TASK REQUIREMENTS ::
Search the material for "JSON" and show all lines that contain it.

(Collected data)
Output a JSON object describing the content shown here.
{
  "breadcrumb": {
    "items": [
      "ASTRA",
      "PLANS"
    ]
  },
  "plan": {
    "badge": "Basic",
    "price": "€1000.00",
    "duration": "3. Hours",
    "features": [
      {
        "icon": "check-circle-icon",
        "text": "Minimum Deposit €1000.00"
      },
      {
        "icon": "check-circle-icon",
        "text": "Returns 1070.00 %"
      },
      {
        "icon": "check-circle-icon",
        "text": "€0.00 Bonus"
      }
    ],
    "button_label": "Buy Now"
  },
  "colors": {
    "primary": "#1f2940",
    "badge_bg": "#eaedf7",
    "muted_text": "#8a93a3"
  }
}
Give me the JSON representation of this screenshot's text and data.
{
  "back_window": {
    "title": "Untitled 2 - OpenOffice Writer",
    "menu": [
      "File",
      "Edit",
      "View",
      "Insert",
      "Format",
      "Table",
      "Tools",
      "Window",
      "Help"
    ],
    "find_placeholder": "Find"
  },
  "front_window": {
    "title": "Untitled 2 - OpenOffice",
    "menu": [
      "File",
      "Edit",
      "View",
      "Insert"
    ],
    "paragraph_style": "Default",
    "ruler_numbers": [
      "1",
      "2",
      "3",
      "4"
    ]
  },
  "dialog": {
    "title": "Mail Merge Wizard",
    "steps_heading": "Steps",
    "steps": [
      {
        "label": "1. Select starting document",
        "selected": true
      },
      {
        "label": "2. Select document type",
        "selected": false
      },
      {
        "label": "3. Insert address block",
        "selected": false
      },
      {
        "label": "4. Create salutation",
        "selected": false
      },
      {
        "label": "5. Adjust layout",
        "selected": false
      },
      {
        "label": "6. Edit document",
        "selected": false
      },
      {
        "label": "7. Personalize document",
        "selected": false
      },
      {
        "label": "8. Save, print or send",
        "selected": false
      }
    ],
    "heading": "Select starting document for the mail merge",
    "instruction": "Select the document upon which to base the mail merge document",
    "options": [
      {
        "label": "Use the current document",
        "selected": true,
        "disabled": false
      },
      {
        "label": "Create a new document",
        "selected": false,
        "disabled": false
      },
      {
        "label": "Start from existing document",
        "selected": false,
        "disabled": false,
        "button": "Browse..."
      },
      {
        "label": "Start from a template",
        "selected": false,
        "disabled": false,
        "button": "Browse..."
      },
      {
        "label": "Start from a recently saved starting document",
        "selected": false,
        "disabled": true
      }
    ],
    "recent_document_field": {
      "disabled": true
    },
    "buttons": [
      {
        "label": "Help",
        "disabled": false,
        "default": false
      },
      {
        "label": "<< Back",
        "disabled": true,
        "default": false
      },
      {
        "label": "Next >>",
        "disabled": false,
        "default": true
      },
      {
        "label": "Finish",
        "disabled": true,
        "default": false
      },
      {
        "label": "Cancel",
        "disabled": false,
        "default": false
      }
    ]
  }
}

RESPONSE TO THIS EXERCISE ::
Output a JSON object describing the content shown here.
Give me the JSON representation of this screenshot's text and data.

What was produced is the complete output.